Here are some records; return them all exactly.

------------------------------------

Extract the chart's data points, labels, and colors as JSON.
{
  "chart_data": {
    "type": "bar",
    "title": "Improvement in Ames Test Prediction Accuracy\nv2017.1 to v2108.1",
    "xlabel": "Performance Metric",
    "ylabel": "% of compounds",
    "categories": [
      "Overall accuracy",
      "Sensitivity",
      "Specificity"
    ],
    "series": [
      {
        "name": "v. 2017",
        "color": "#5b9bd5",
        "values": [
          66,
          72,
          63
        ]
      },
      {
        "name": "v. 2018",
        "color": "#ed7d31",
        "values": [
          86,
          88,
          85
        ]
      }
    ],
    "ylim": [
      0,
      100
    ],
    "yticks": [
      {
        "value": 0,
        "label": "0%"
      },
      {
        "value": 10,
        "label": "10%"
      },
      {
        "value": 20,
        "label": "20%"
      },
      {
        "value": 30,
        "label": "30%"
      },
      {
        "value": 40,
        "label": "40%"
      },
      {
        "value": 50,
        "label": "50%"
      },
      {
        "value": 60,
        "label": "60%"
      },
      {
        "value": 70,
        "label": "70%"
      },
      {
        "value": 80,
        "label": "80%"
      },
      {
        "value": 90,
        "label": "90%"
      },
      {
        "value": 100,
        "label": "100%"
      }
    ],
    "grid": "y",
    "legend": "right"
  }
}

------------------------------------

__OUTPUT OF THE EXERCISE__.
Extract the chart's data points, labels, and colors as JSON.
{
  "chart_data": {
    "type": "bar",
    "title": "Improvement in Ames Test Prediction Accuracy\nv2017.1 to v2108.1",
    "xlabel": "Performance Metric",
    "ylabel": "% of compounds",
    "categories": [
      "Overall accuracy",
      "Sensitivity",
      "Specificity"
    ],
    "series": [
      {
        "name": "v. 2017",
        "color": "#5b9bd5",
        "values": [
          66,
          72,
          63
        ]
      },
      {
        "name": "v. 2018",
        "color": "#ed7d31",
        "values": [
          86,
          88,
          85
        ]
      }
    ],
    "ylim": [
      0,
      100
    ],
    "yticks": [
      {
        "value": 0,
        "label": "0%"
      },
      {
        "value": 10,
        "label": "10%"
      },
      {
        "value": 20,
        "label": "20%"
      },
      {
        "value": 30,
        "label": "30%"
      },
      {
        "value": 40,
        "label": "40%"
      },
      {
        "value": 50,
        "label": "50%"
      },
      {
        "value": 60,
        "label": "60%"
      },
      {
        "value": 70,
        "label": "70%"
      },
      {
        "value": 80,
        "label": "80%"
      },
      {
        "value": 90,
        "label": "90%"
      },
      {
        "value": 100,
        "label": "100%"
      }
    ],
    "grid": "y",
    "legend": "right"
  }
}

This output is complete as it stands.